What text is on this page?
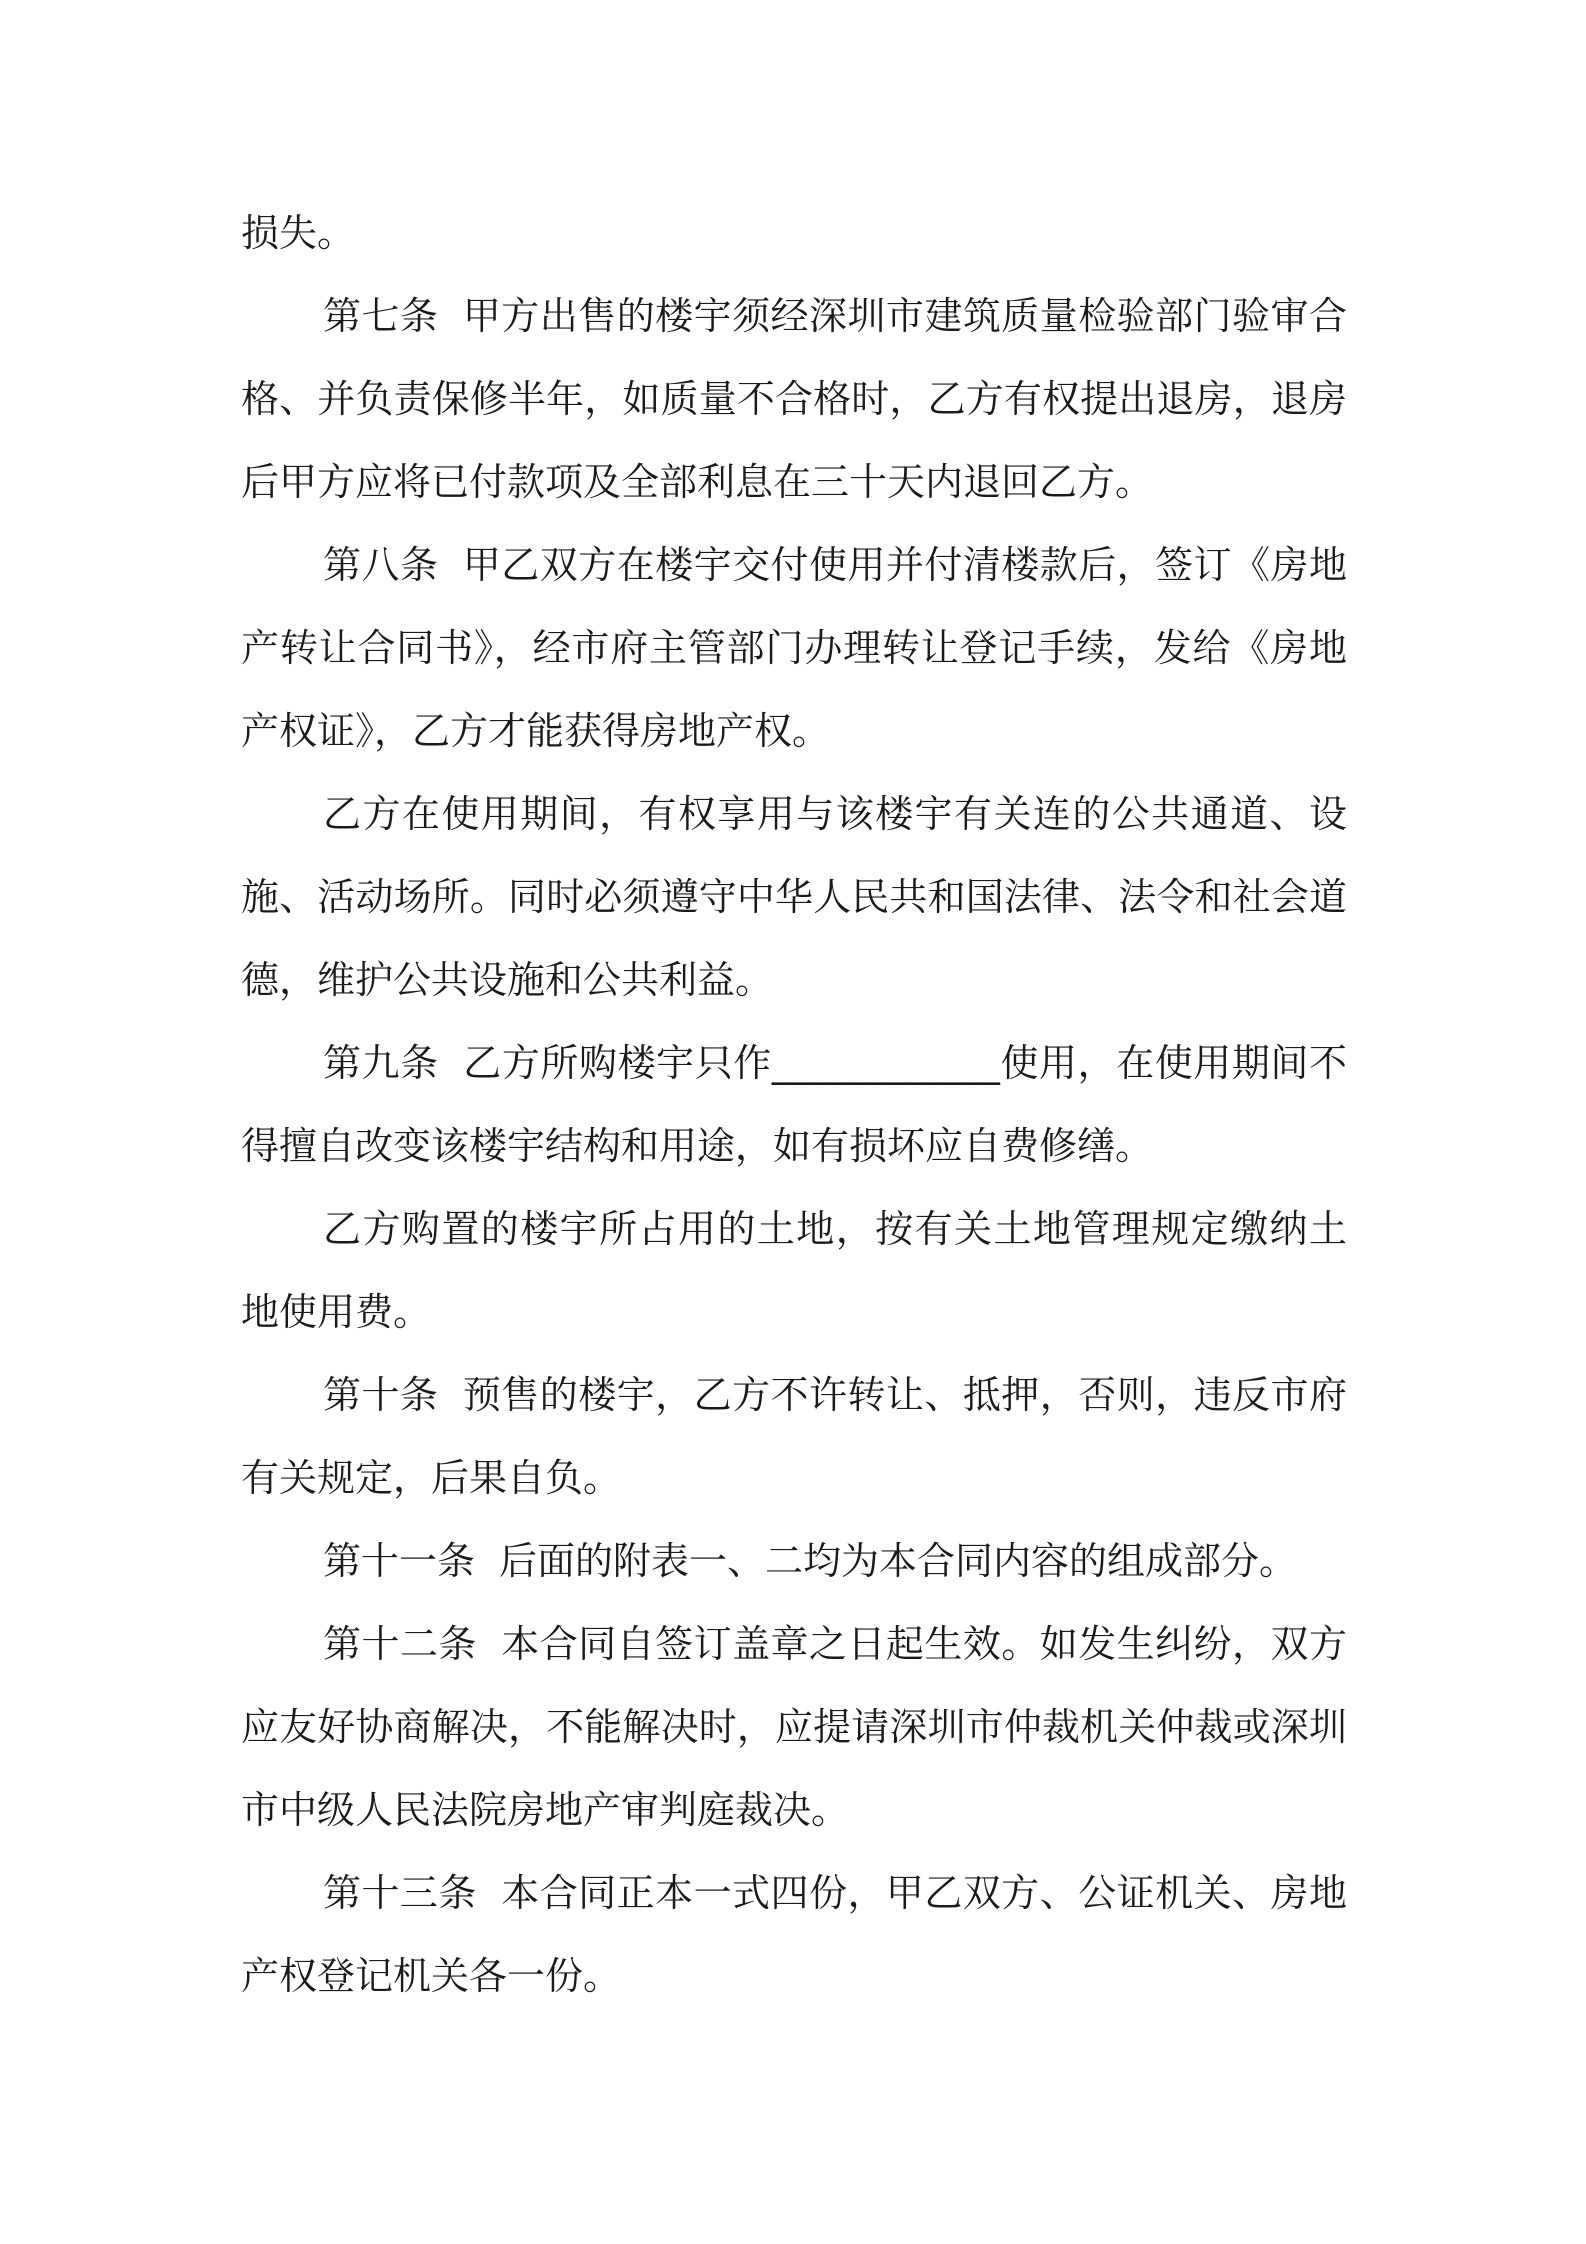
损失。

第七条 甲方出售的楼宇须经深圳市建筑质量检验部门验审合格、并负责保修半年，如质量不合格时，乙方有权提出退房，退房后甲方应将已付款项及全部利息在三十天内退回乙方。

第八条 甲乙双方在楼宇交付使用并付清楼款后，签订《房地产转让合同书》，经市府主管部门办理转让登记手续，发给《房地产权证》，乙方才能获得房地产权。

乙方在使用期间，有权享用与该楼宇有关连的公共通道、设施、活动场所。同时必须遵守中华人民共和国法律、法令和社会道德，维护公共设施和公共利益。

第九条 乙方所购楼宇只作____________使用，在使用期间不得擅自改变该楼宇结构和用途，如有损坏应自费修缮。

乙方购置的楼宇所占用的土地，按有关土地管理规定缴纳土地使用费。

第十条 预售的楼宇，乙方不许转让、抵押，否则，违反市府有关规定，后果自负。

第十一条 后面的附表一、二均为本合同内容的组成部分。

第十二条 本合同自签订盖章之日起生效。如发生纠纷，双方应友好协商解决，不能解决时，应提请深圳市仲裁机关仲裁或深圳市中级人民法院房地产审判庭裁决。

第十三条 本合同正本一式四份，甲乙双方、公证机关、房地产权登记机关各一份。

What this task involves: Leave out the pictures and return every record word for word.

Task result:
What text is on this page?
损失。

第七条 甲方出售的楼宇须经深圳市建筑质量检验部门验审合格、并负责保修半年，如质量不合格时，乙方有权提出退房，退房后甲方应将已付款项及全部利息在三十天内退回乙方。

第八条 甲乙双方在楼宇交付使用并付清楼款后，签订《房地产转让合同书》，经市府主管部门办理转让登记手续，发给《房地产权证》，乙方才能获得房地产权。

乙方在使用期间，有权享用与该楼宇有关连的公共通道、设施、活动场所。同时必须遵守中华人民共和国法律、法令和社会道德，维护公共设施和公共利益。

第九条 乙方所购楼宇只作____________使用，在使用期间不得擅自改变该楼宇结构和用途，如有损坏应自费修缮。

乙方购置的楼宇所占用的土地，按有关土地管理规定缴纳土地使用费。

第十条 预售的楼宇，乙方不许转让、抵押，否则，违反市府有关规定，后果自负。

第十一条 后面的附表一、二均为本合同内容的组成部分。

第十二条 本合同自签订盖章之日起生效。如发生纠纷，双方应友好协商解决，不能解决时，应提请深圳市仲裁机关仲裁或深圳市中级人民法院房地产审判庭裁决。

第十三条 本合同正本一式四份，甲乙双方、公证机关、房地产权登记机关各一份。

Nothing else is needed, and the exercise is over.